Set problem: Report every line in the listing below where the string "ممنون" shows up.

Source material:
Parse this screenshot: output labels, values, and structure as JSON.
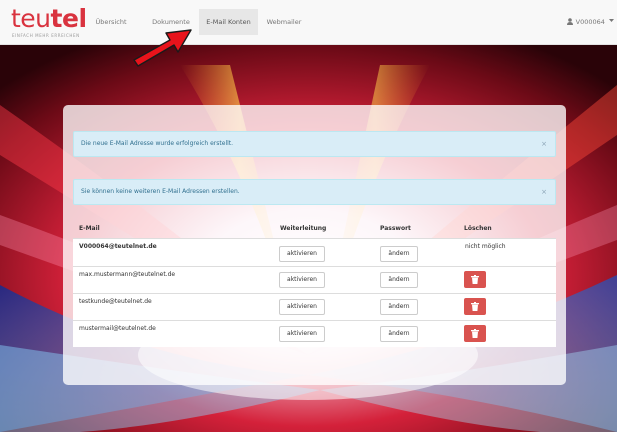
{
  "brand": {
    "name_light": "teu",
    "name_bold": "tel",
    "tagline": "EINFACH MEHR ERREICHEN",
    "color": "#d9333f"
  },
  "nav": {
    "items": [
      {
        "label": "Übersicht",
        "active": false
      },
      {
        "label": "Dokumente",
        "active": false
      },
      {
        "label": "E-Mail Konten",
        "active": true
      },
      {
        "label": "Webmailer",
        "active": false
      }
    ],
    "user": "V000064"
  },
  "alerts": [
    {
      "text": "Die neue E-Mail Adresse wurde erfolgreich erstellt.",
      "close": "×"
    },
    {
      "text": "Sie können keine weiteren E-Mail Adressen erstellen.",
      "close": "×"
    }
  ],
  "table": {
    "headers": {
      "email": "E-Mail",
      "forward": "Weiterleitung",
      "password": "Passwort",
      "delete": "Löschen"
    },
    "rows": [
      {
        "email": "V000064@teutelnet.de",
        "forward": "aktivieren",
        "password": "ändern",
        "delete": "nicht möglich"
      },
      {
        "email": "max.mustermann@teutelnet.de",
        "forward": "aktivieren",
        "password": "ändern",
        "delete_icon": "trash-icon"
      },
      {
        "email": "testkunde@teutelnet.de",
        "forward": "aktivieren",
        "password": "ändern",
        "delete_icon": "trash-icon"
      },
      {
        "email": "mustermail@teutelnet.de",
        "forward": "aktivieren",
        "password": "ändern",
        "delete_icon": "trash-icon"
      }
    ]
  },
  "colors": {
    "alert_bg": "#d9edf7",
    "alert_text": "#31708f",
    "danger": "#d9534f",
    "annotation_arrow": "#e8131b"
  }
}
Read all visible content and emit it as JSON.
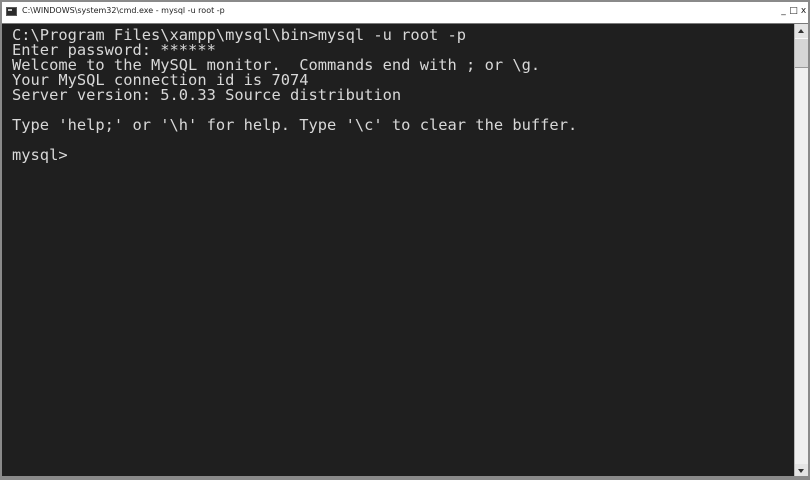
{
  "window": {
    "title": "C:\\WINDOWS\\system32\\cmd.exe - mysql -u root -p",
    "controls": {
      "minimize": "_",
      "maximize": "□",
      "close": "x"
    }
  },
  "console": {
    "lines": [
      "C:\\Program Files\\xampp\\mysql\\bin>mysql -u root -p",
      "Enter password: ******",
      "Welcome to the MySQL monitor.  Commands end with ; or \\g.",
      "Your MySQL connection id is 7074",
      "Server version: 5.0.33 Source distribution",
      "",
      "Type 'help;' or '\\h' for help. Type '\\c' to clear the buffer.",
      "",
      "mysql>"
    ]
  },
  "colors": {
    "console_background": "#1f1f1f",
    "console_text": "#d8d8d8",
    "titlebar_background": "#ffffff"
  }
}
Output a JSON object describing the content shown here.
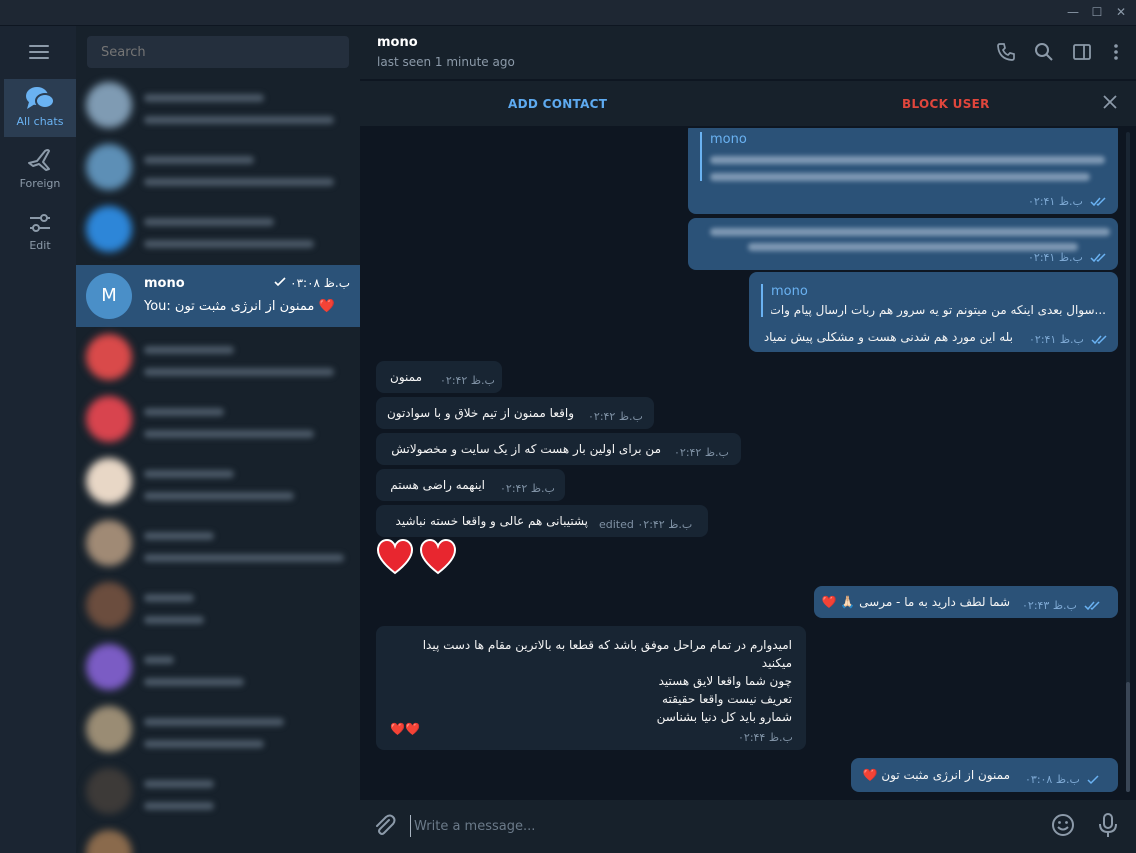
{
  "window": {
    "min": "—",
    "max": "☐",
    "close": "✕"
  },
  "rail": {
    "folders": [
      {
        "label": "All chats",
        "icon": "chats-icon"
      },
      {
        "label": "Foreign",
        "icon": "airplane-icon"
      },
      {
        "label": "Edit",
        "icon": "sliders-icon"
      }
    ]
  },
  "search": {
    "placeholder": "Search"
  },
  "active_chat": {
    "avatar_letter": "M",
    "name": "mono",
    "time": "ب.ظ ۰۳:۰۸",
    "preview": "You: ممنون از انرژی مثبت تون ❤️"
  },
  "header": {
    "name": "mono",
    "status": "last seen 1 minute ago"
  },
  "actions": {
    "add": "ADD CONTACT",
    "block": "BLOCK USER"
  },
  "messages": {
    "quote_name": "mono",
    "q1_time": "ب.ظ ۰۲:۴۱",
    "q2_time": "ب.ظ ۰۲:۴۱",
    "q3_quote": "...سوال بعدی اینکه من میتونم تو یه سرور هم ربات ارسال پیام وات",
    "q3_text": "بله این مورد هم شدنی هست و مشکلی پیش نمیاد",
    "q3_time": "ب.ظ ۰۲:۴۱",
    "m1_text": "ممنون",
    "m1_time": "ب.ظ ۰۲:۴۲",
    "m2_text": "واقعا ممنون از تیم خلاق و با سوادتون",
    "m2_time": "ب.ظ ۰۲:۴۲",
    "m3_text": "من برای اولین بار هست که از یک سایت و مخصولاتش",
    "m3_time": "ب.ظ ۰۲:۴۲",
    "m4_text": "اینهمه راضی هستم",
    "m4_time": "ب.ظ ۰۲:۴۲",
    "m5_text": "پشتیبانی هم عالی و واقعا خسته نباشید",
    "m5_time": "edited ب.ظ ۰۲:۴۲",
    "o1_text": "شما لطف دارید به ما - مرسی 🙏🏻 ❤️",
    "o1_time": "ب.ظ ۰۲:۴۳",
    "m6_line1": "امیدوارم در تمام مراحل موفق باشد که قطعا به بالاترین مقام ها دست پیدا",
    "m6_line2": "میکنید",
    "m6_line3": "چون شما واقعا لایق هستید",
    "m6_line4": "تعریف نیست واقعا حقیقته",
    "m6_line5": "شمارو باید کل دنیا بشناسن",
    "m6_hearts": "❤️❤️",
    "m6_time": "ب.ظ ۰۲:۴۴",
    "o2_text": "ممنون از انرژی مثبت تون ❤️",
    "o2_time": "ب.ظ ۰۳:۰۸"
  },
  "composer": {
    "placeholder": "Write a message..."
  },
  "colors": {
    "accent": "#6ab2f2",
    "outgoing": "#2b5278",
    "incoming": "#182533",
    "danger": "#e0463c"
  }
}
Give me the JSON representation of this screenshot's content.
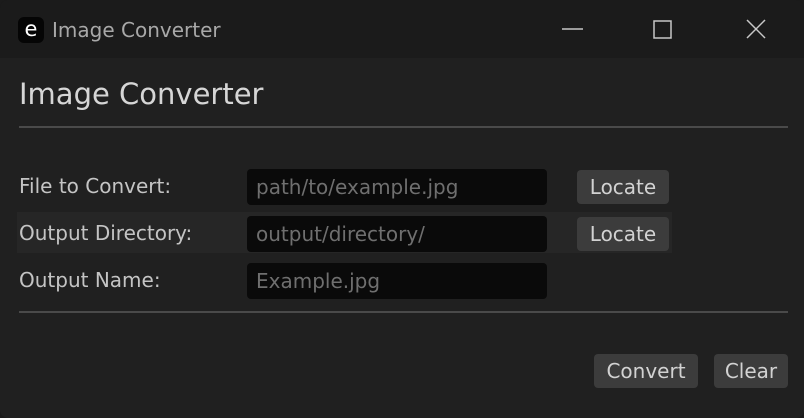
{
  "window": {
    "app_icon_letter": "e",
    "title": "Image Converter",
    "controls": {
      "minimize": "minimize-icon",
      "maximize": "maximize-icon",
      "close": "close-icon"
    }
  },
  "main": {
    "heading": "Image Converter",
    "rows": [
      {
        "label": "File to Convert:",
        "placeholder": "path/to/example.jpg",
        "value": "",
        "button": "Locate"
      },
      {
        "label": "Output Directory:",
        "placeholder": "output/directory/",
        "value": "",
        "button": "Locate"
      },
      {
        "label": "Output Name:",
        "placeholder": "Example.jpg",
        "value": ""
      }
    ],
    "actions": {
      "convert": "Convert",
      "clear": "Clear"
    }
  },
  "colors": {
    "window_bg": "#1b1b1b",
    "content_bg": "#202020",
    "field_bg": "#0a0a0a",
    "button_bg": "#3c3c3c",
    "divider": "#4a4a4a"
  }
}
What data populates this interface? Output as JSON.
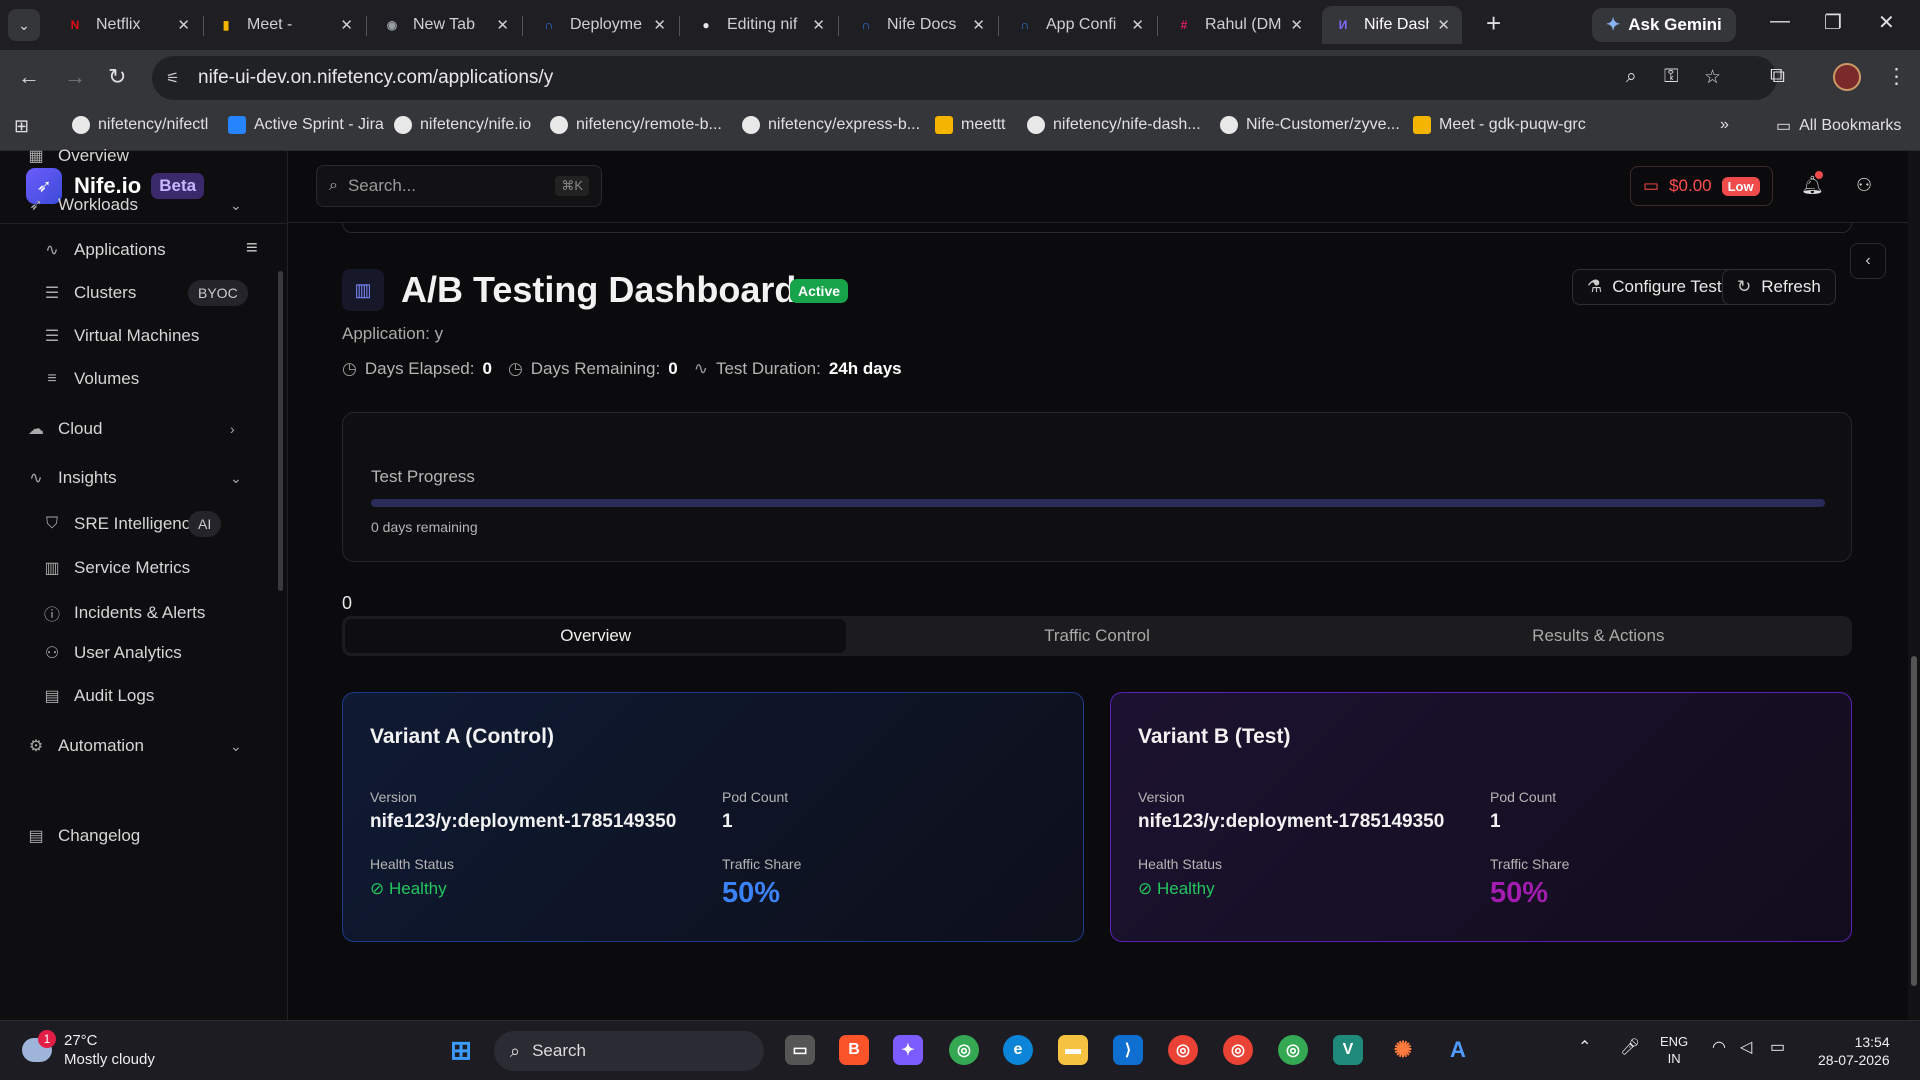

The solution:
    "preview": "You: ممنون از انرژی مثبت تون ❤️"
    "m1_text": "ممنون",
    "m2_text": "واقعا ممنون از تیم خلاق و با سوادتون",
    "o2_text": "ممنون از انرژی مثبت تون ❤️",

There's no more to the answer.